- [STATED GOAL 1]:
Transcribe the passage on the hive top word for word, everything from "Warre's hive top" down to "on the sides.".

Start of GIVEN PASSAGE

Warre's hive top design consists of a gabled roof, an open gap, a ceiling that rested on the quilt box, and then long skirt boards.

Let's define some terms so that there is no confusion on what we are talking about. The hive top is the completed hive top. The roof is the top layer of the hive top, it is the sloped water shedding surface that keeps the rain and snow out. The gables are the ends that have the peaks so that the roof is sloped. The ceiling is the bottom layer of the hive top, the flat surface below the roof that rests on top of the quilt box. The ceiling is fastened between the gables. The skirt is the part that extends below the ceiling, consisting of gables on the end and skirt boards on the sides.

End of GIVEN PASSAGE
Start of DATASET CONTENT

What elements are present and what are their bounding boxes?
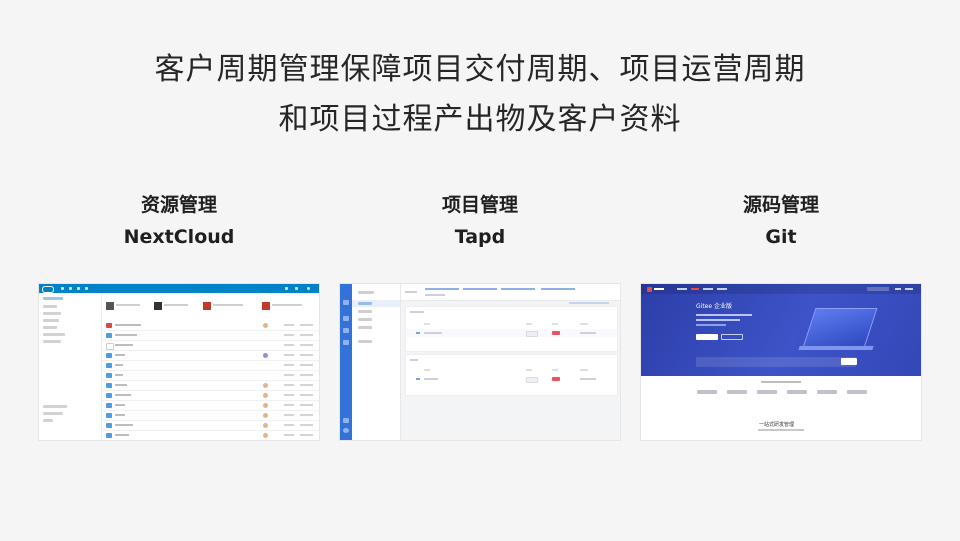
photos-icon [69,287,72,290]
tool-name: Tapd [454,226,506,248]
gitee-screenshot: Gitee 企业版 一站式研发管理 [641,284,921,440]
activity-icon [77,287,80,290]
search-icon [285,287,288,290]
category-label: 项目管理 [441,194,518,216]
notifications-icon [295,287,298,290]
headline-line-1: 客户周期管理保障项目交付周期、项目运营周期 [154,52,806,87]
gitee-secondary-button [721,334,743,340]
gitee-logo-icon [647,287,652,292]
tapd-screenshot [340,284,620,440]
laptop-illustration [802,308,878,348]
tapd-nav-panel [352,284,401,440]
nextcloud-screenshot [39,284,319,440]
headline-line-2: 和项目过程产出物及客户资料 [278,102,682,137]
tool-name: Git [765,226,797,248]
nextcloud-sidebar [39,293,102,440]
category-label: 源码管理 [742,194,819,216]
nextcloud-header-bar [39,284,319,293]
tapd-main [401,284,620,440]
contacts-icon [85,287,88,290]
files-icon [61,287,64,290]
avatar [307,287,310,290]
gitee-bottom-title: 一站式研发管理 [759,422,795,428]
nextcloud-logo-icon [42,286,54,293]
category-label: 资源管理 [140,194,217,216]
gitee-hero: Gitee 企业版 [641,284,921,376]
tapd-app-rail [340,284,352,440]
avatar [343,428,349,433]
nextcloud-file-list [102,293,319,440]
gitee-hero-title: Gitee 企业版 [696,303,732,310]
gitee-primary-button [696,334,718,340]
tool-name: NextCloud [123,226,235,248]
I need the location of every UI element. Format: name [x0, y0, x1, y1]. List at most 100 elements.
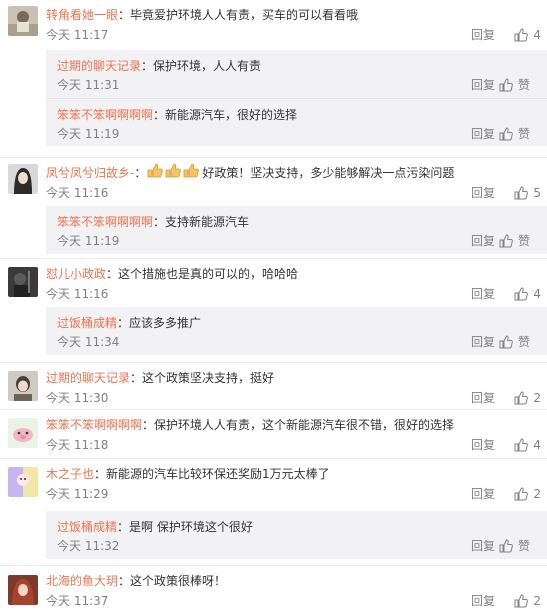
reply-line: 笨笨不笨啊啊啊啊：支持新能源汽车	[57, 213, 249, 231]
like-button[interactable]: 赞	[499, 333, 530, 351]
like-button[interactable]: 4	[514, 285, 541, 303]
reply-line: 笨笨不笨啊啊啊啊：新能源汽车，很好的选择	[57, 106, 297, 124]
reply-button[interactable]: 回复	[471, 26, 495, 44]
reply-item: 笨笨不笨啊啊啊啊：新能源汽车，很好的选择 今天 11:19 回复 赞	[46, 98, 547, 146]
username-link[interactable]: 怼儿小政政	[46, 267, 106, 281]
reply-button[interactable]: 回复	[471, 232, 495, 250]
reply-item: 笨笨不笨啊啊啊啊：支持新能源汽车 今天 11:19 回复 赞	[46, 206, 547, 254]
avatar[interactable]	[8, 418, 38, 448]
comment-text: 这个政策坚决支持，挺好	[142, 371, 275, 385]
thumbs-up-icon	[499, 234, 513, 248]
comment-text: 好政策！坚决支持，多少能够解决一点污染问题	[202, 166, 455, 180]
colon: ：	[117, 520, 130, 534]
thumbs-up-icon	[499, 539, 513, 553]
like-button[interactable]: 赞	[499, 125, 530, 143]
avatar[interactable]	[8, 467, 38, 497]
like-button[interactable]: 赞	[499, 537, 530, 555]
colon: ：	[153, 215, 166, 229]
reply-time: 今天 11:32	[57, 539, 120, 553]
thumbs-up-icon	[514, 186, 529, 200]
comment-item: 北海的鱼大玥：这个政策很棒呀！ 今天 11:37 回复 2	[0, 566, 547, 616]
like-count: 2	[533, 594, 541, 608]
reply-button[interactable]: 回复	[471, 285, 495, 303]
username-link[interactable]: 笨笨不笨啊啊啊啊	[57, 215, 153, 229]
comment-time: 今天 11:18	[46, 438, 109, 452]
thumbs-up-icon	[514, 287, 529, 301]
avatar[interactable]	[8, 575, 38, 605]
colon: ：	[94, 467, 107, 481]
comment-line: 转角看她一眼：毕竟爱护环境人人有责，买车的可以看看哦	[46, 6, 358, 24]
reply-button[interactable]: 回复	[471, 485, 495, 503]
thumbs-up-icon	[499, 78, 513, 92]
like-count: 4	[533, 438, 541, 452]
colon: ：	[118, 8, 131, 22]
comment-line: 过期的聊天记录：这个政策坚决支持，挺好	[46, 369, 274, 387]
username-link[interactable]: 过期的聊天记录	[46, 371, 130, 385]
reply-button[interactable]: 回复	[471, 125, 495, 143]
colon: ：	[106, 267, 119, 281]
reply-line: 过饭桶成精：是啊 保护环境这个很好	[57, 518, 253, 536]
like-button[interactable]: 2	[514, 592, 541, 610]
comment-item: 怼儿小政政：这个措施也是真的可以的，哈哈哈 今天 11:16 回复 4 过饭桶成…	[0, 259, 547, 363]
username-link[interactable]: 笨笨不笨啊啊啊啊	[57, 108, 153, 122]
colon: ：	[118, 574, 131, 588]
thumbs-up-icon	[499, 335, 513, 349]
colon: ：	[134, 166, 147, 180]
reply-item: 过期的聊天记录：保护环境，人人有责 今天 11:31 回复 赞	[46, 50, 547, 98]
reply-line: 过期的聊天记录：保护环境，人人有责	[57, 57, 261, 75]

End of DATASET CONTENT

- [STATED GOAL 2]:
Give the lines of the listing as a JSON list of strings, one string per line and no blank lines. Include only everything from the line containing "213, 249, 231]" down to the line containing "166, 147, 180]", with both of those lines included.

- [OUTPUT 1]:
Warre's hive top design consists of a gabled roof, an open gap, a ceiling that rested on the quilt box, and then long skirt boards.

Let's define some terms so that there is no confusion on what we are talking about. The hive top is the completed hive top. The roof is the top layer of the hive top, it is the sloped water shedding surface that keeps the rain and snow out. The gables are the ends that have the peaks so that the roof is sloped. The ceiling is the bottom layer of the hive top, the flat surface below the roof that rests on top of the quilt box. The ceiling is fastened between the gables. The skirt is the part that extends below the ceiling, consisting of gables on the end and skirt boards on the sides.

- [OUTPUT 2]:
[
  "reply-line: 笨笨不笨啊啊啊啊：支持新能源汽车\t[57, 213, 249, 231]",
  "like-button[interactable]: 赞\t[499, 333, 530, 351]",
  "like-button[interactable]: 4\t[514, 285, 541, 303]",
  "reply-line: 笨笨不笨啊啊啊啊：新能源汽车，很好的选择\t[57, 106, 297, 124]",
  "reply-button[interactable]: 回复\t[471, 26, 495, 44]",
  "reply-item: 笨笨不笨啊啊啊啊：新能源汽车，很好的选择 今天 11:19 回复 赞\t[46, 98, 547, 146]",
  "username-link[interactable]: 怼儿小政政\t[46, 267, 106, 281]",
  "reply-button[interactable]: 回复\t[471, 232, 495, 250]",
  "reply-item: 笨笨不笨啊啊啊啊：支持新能源汽车 今天 11:19 回复 赞\t[46, 206, 547, 254]",
  "avatar[interactable]\t[8, 418, 38, 448]",
  "comment-text: 这个政策坚决支持，挺好\t[142, 371, 275, 385]",
  "thumbs-up-icon\t[499, 234, 513, 248]",
  "comment-text: 好政策！坚决支持，多少能够解决一点污染问题\t[202, 166, 455, 180]",
  "colon: ：\t[117, 520, 130, 534]",
  "thumbs-up-icon\t[499, 539, 513, 553]",
  "like-button[interactable]: 赞\t[499, 125, 530, 143]",
  "avatar[interactable]\t[8, 467, 38, 497]",
  "like-button[interactable]: 赞\t[499, 537, 530, 555]",
  "colon: ：\t[153, 215, 166, 229]",
  "reply-time: 今天 11:32\t[57, 539, 120, 553]",
  "thumbs-up-icon\t[514, 186, 529, 200]",
  "comment-item: 北海的鱼大玥：这个政策很棒呀！ 今天 11:37 回复 2\t[0, 566, 547, 616]",
  "like-count: 2\t[533, 594, 541, 608]",
  "reply-button[interactable]: 回复\t[471, 285, 495, 303]",
  "username-link[interactable]: 笨笨不笨啊啊啊啊\t[57, 215, 153, 229]",
  "comment-time: 今天 11:18\t[46, 438, 109, 452]",
  "thumbs-up-icon\t[514, 287, 529, 301]",
  "avatar[interactable]\t[8, 575, 38, 605]",
  "colon: ：\t[94, 467, 107, 481]",
  "comment-line: 转角看她一眼：毕竟爱护环境人人有责，买车的可以看看哦\t[46, 6, 358, 24]",
  "reply-button[interactable]: 回复\t[471, 485, 495, 503]",
  "thumbs-up-icon\t[499, 78, 513, 92]",
  "like-count: 4\t[533, 438, 541, 452]",
  "colon: ：\t[118, 8, 131, 22]",
  "comment-line: 过期的聊天记录：这个政策坚决支持，挺好\t[46, 369, 274, 387]",
  "username-link[interactable]: 过期的聊天记录\t[46, 371, 130, 385]",
  "reply-button[interactable]: 回复\t[471, 125, 495, 143]",
  "colon: ：\t[106, 267, 119, 281]",
  "reply-line: 过饭桶成精：是啊 保护环境这个很好\t[57, 518, 253, 536]",
  "like-button[interactable]: 2\t[514, 592, 541, 610]",
  "comment-item: 怼儿小政政：这个措施也是真的可以的，哈哈哈 今天 11:16 回复 4 过饭桶成…\t[0, 259, 547, 363]",
  "username-link[interactable]: 笨笨不笨啊啊啊啊\t[57, 108, 153, 122]",
  "colon: ：\t[118, 574, 131, 588]",
  "thumbs-up-icon\t[499, 335, 513, 349]",
  "colon: ：\t[134, 166, 147, 180]"
]